§ **What to work on**:
Find the string "всех" in the records. Copy every line it appears in.

● ● ●

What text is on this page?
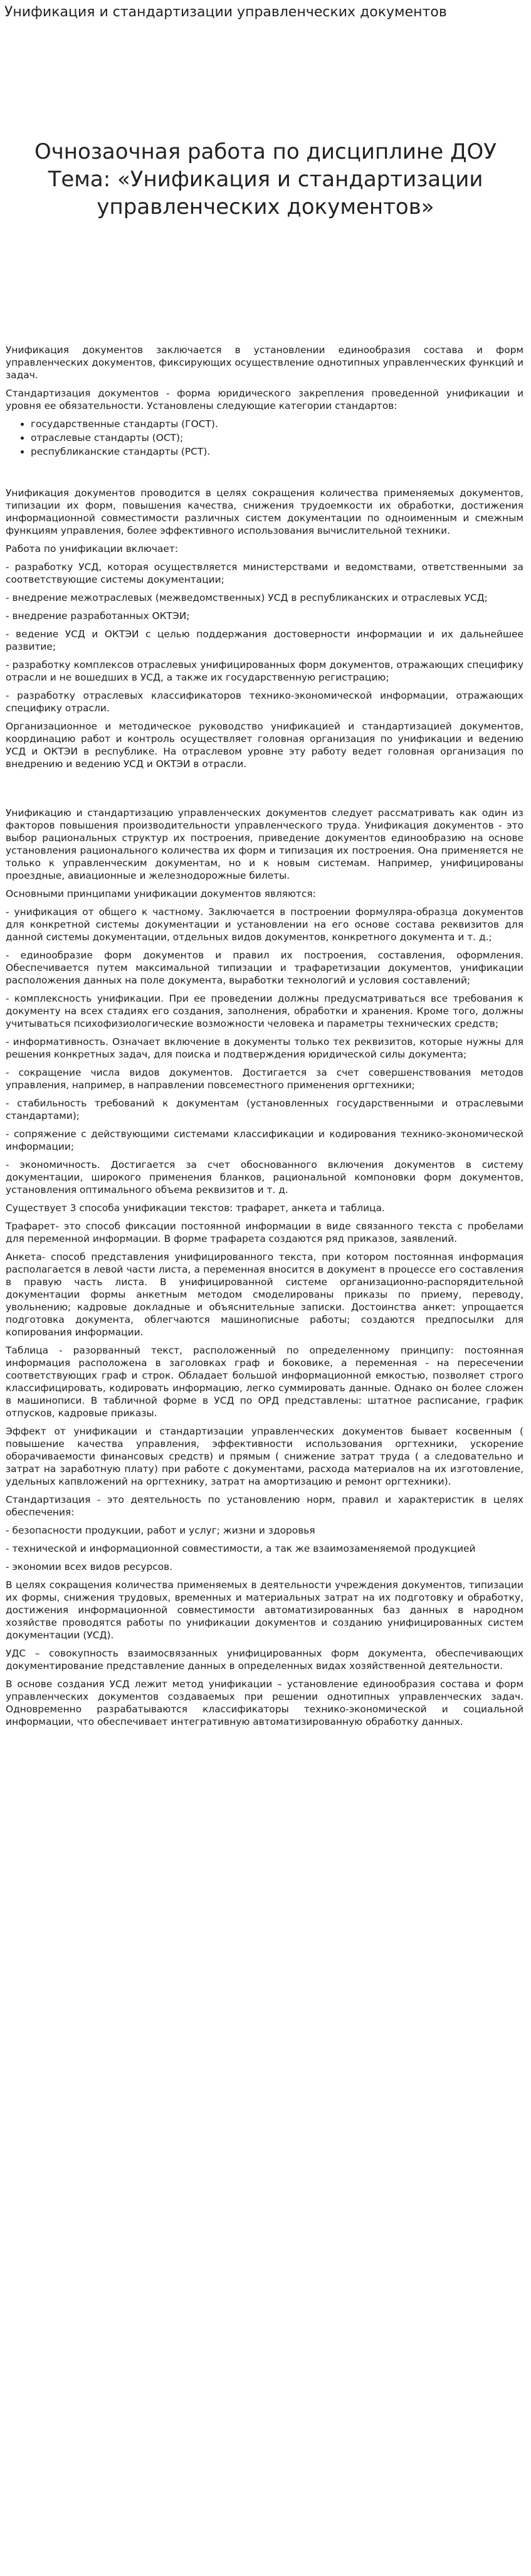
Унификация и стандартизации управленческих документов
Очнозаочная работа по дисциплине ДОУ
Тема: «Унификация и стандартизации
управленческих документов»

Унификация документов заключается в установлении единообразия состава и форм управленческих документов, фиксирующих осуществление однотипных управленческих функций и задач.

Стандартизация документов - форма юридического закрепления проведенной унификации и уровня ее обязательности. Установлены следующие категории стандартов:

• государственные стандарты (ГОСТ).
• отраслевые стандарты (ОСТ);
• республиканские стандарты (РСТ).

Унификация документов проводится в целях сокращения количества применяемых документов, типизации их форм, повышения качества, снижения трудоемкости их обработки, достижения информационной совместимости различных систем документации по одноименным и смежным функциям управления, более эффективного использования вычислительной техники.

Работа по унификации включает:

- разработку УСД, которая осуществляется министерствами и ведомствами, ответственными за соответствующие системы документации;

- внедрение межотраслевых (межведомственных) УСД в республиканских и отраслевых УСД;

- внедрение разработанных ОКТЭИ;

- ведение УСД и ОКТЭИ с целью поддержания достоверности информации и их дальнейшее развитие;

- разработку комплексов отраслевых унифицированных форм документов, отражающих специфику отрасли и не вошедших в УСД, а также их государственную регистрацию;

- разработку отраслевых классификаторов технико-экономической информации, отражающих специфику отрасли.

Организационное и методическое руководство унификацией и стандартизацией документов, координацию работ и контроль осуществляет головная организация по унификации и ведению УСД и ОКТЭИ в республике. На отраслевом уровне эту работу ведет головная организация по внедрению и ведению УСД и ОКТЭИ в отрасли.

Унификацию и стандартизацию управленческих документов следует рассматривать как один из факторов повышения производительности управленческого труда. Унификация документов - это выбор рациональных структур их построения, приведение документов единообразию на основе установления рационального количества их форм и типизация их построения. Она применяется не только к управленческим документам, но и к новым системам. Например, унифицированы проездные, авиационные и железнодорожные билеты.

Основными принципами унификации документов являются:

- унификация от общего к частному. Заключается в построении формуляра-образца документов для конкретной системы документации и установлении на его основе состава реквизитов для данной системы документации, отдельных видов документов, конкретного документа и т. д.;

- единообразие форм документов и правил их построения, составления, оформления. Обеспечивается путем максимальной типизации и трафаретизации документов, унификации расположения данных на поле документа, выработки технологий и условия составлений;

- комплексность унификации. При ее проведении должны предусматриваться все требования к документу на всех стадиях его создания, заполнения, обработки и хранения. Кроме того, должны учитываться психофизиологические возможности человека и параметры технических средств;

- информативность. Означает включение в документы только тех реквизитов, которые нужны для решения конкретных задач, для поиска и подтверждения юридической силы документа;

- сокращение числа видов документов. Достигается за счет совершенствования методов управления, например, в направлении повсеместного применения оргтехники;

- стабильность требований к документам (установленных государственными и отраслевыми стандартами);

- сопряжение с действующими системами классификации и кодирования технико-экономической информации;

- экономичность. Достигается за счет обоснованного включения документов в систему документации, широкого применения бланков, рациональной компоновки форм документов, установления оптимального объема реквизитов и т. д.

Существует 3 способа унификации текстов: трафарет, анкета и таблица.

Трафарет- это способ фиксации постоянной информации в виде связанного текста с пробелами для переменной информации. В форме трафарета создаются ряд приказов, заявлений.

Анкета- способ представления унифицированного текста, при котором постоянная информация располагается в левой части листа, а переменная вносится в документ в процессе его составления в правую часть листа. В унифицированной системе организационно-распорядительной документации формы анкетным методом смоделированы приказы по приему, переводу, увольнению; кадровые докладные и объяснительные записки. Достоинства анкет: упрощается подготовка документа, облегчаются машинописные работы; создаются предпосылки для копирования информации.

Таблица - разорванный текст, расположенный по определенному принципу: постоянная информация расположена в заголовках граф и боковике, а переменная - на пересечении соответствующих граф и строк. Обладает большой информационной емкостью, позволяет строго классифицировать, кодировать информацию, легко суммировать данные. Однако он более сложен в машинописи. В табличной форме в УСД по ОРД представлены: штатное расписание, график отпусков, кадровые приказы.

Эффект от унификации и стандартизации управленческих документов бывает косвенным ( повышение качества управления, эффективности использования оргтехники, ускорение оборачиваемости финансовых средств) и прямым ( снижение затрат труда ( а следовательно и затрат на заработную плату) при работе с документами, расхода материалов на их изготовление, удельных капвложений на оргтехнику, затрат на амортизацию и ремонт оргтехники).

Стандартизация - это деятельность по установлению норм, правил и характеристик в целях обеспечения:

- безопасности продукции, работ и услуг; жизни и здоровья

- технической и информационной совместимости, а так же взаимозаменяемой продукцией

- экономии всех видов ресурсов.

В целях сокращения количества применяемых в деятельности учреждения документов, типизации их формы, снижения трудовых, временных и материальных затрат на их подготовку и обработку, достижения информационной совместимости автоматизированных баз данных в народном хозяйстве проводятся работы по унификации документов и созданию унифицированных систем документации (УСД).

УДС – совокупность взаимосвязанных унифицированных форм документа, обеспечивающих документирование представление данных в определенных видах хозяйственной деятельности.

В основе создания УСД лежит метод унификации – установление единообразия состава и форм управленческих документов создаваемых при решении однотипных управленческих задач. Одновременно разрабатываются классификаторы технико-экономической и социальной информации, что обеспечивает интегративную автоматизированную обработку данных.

● ● ●

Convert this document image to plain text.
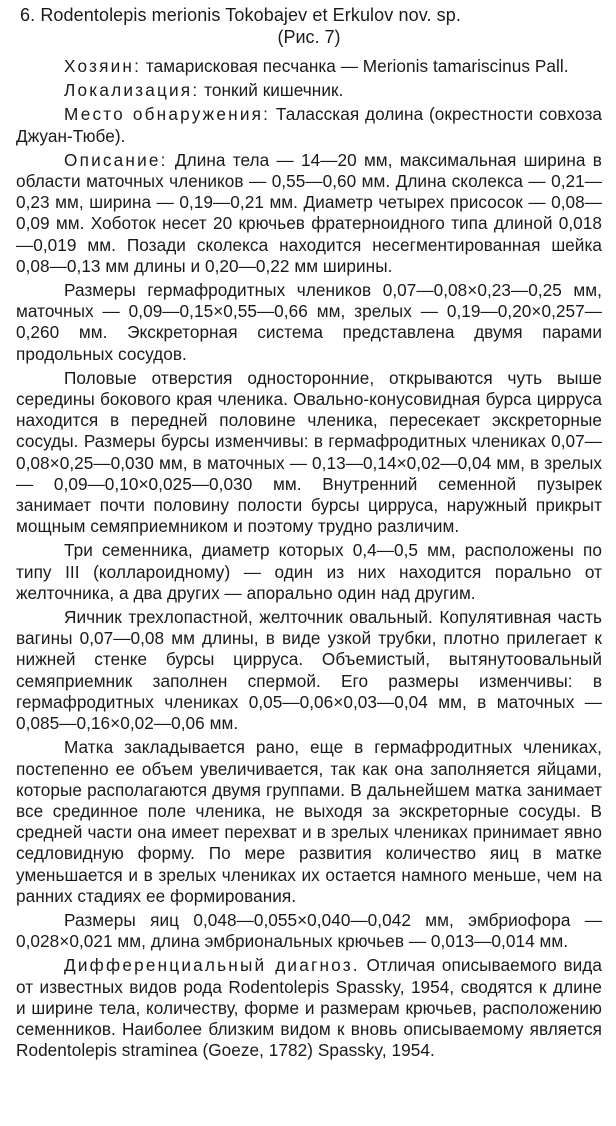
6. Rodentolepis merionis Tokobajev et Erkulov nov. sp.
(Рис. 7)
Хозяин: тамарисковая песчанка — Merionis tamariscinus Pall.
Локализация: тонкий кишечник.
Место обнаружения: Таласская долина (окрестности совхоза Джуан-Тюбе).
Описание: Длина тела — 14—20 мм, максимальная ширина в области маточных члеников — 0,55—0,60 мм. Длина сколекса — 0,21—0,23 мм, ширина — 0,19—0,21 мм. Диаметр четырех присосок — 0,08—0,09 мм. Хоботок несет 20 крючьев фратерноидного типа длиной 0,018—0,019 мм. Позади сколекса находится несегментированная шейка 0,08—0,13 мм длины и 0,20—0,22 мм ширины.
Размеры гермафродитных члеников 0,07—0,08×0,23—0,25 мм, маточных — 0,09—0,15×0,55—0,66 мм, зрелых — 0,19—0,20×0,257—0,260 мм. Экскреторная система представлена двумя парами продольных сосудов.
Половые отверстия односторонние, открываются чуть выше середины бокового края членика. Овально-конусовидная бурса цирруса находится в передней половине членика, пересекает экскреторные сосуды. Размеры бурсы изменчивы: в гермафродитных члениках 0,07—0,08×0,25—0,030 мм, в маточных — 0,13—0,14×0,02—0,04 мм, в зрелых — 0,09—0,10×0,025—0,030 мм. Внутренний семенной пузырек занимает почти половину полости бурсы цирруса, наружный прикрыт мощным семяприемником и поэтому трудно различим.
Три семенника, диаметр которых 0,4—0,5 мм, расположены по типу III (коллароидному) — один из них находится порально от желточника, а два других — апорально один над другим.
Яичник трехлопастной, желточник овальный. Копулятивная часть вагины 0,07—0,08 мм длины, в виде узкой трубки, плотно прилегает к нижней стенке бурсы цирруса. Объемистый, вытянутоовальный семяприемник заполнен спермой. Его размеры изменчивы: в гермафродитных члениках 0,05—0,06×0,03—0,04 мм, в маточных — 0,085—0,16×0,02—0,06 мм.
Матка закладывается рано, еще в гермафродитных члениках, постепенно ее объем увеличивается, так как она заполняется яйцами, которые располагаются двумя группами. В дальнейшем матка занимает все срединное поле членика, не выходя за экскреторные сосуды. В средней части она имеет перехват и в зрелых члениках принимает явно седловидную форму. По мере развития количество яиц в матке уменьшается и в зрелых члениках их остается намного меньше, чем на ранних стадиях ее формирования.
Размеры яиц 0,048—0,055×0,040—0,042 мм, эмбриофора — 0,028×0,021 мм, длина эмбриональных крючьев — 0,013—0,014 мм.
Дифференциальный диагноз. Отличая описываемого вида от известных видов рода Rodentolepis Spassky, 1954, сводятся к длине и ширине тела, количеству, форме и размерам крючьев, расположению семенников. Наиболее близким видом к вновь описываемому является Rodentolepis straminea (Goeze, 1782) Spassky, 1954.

● ● ●

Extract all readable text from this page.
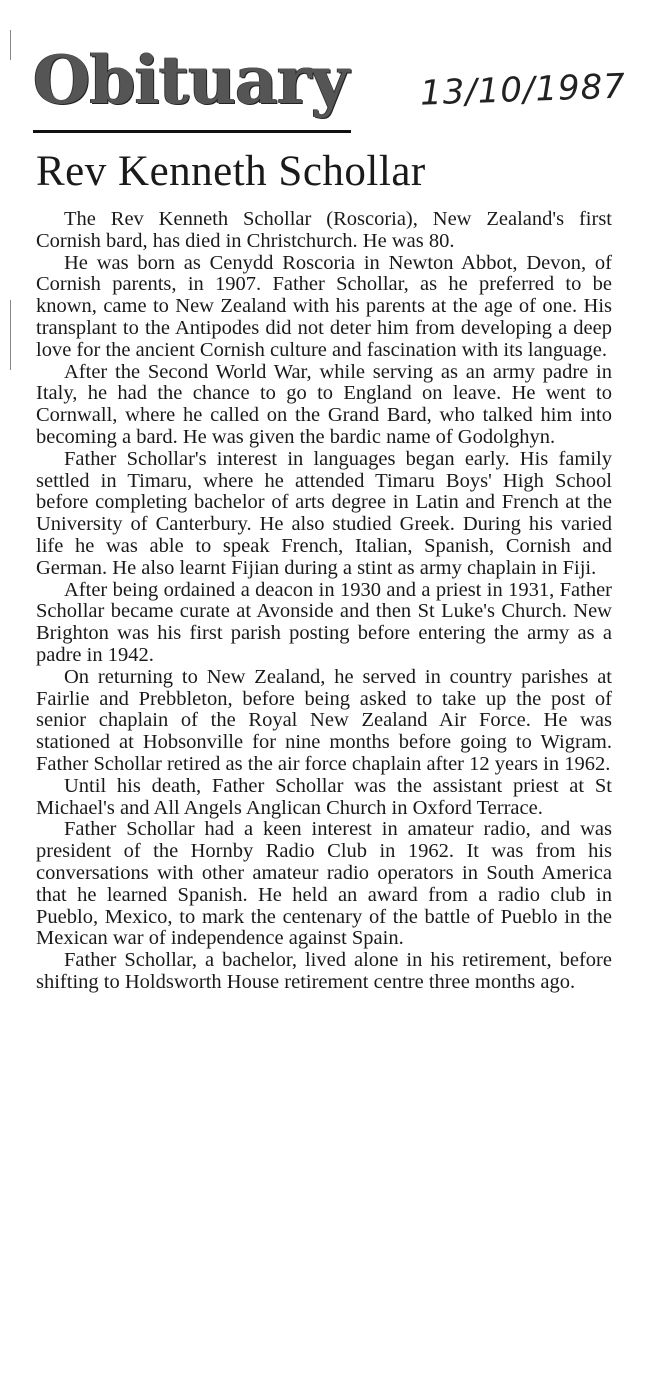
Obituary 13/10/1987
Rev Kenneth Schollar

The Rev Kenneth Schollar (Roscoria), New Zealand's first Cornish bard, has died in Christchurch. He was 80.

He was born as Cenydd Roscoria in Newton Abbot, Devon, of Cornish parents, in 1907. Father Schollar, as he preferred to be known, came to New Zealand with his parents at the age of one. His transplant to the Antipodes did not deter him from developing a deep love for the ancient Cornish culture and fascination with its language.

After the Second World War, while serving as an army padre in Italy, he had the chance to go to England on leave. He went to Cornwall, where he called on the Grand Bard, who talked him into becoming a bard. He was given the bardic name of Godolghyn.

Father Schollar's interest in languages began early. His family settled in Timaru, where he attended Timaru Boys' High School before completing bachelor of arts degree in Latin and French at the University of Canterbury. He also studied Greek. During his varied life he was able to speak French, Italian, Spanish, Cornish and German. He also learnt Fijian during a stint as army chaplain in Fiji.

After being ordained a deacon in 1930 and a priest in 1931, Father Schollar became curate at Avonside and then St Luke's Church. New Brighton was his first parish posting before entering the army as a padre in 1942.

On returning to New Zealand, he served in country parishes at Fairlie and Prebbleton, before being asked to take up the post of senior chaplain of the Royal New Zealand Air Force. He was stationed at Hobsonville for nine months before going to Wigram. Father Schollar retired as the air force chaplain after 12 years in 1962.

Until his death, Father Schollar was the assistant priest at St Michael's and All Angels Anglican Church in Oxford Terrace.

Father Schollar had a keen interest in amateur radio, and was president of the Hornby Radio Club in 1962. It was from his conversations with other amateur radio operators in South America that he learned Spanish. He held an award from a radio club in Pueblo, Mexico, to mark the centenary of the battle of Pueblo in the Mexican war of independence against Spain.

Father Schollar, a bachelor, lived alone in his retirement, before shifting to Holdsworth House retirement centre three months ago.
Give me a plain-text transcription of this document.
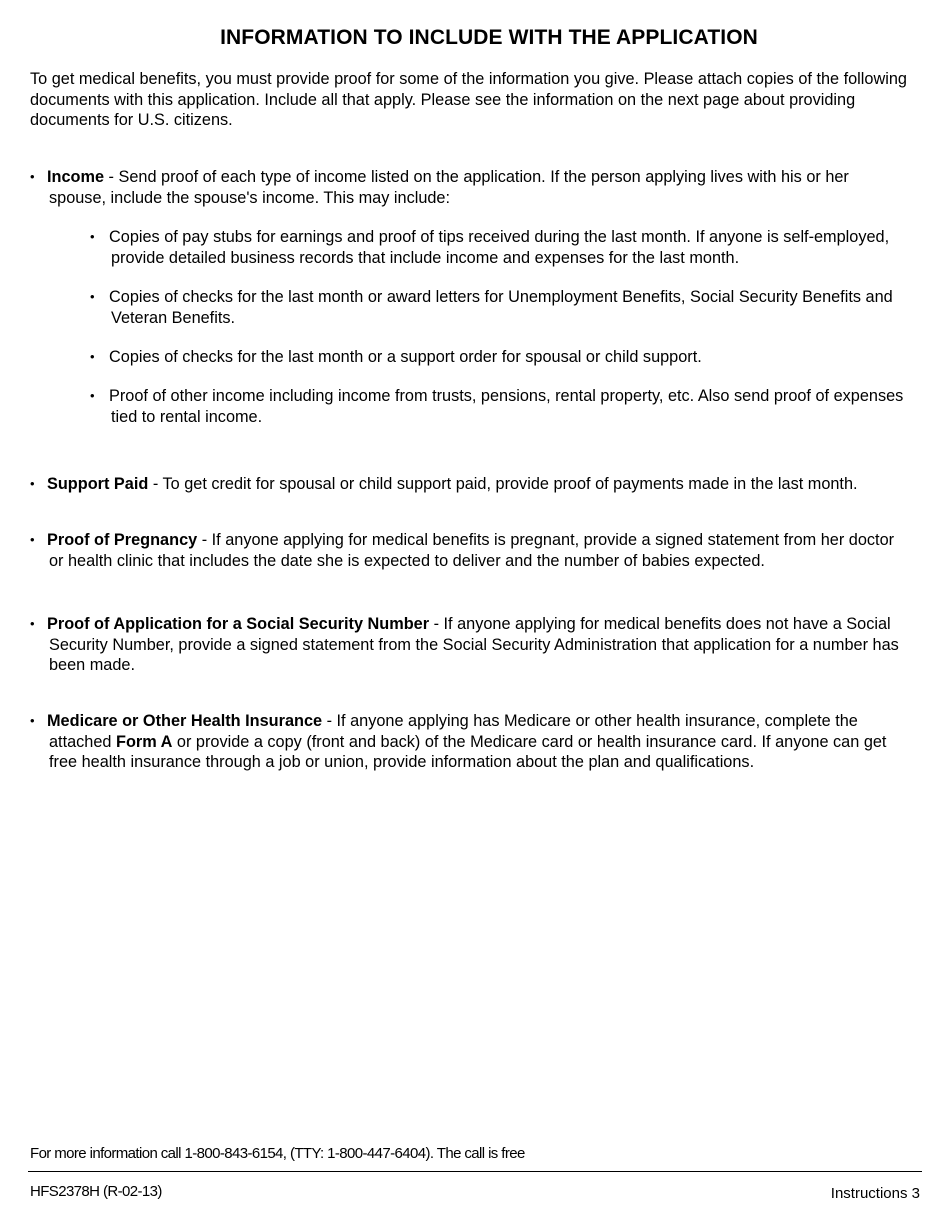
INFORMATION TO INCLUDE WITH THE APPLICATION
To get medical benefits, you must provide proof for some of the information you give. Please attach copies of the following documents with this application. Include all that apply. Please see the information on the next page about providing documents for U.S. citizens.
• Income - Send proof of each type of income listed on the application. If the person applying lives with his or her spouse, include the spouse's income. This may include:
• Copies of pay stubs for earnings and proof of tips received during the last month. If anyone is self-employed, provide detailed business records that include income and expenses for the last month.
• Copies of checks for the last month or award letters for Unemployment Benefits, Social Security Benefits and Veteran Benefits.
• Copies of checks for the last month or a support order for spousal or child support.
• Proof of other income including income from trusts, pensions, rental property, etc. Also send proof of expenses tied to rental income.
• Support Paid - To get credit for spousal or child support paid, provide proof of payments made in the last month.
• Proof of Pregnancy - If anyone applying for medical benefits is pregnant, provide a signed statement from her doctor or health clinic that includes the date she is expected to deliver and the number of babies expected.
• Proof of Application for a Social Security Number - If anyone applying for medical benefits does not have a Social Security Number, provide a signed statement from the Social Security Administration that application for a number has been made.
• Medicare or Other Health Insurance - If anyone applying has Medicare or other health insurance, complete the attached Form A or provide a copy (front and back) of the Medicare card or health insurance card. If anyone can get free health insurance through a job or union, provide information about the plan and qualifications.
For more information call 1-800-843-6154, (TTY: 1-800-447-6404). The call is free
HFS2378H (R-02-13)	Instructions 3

● ● ●

§ **Result**:
- комплексность унификации. При ее проведении должны предусматриваться все требования к документу на всех стадиях его создания, заполнения, обработки и хранения. Кроме того, должны учитываться психофизиологические возможности человека и параметры технических средств;
- экономии всех видов ресурсов.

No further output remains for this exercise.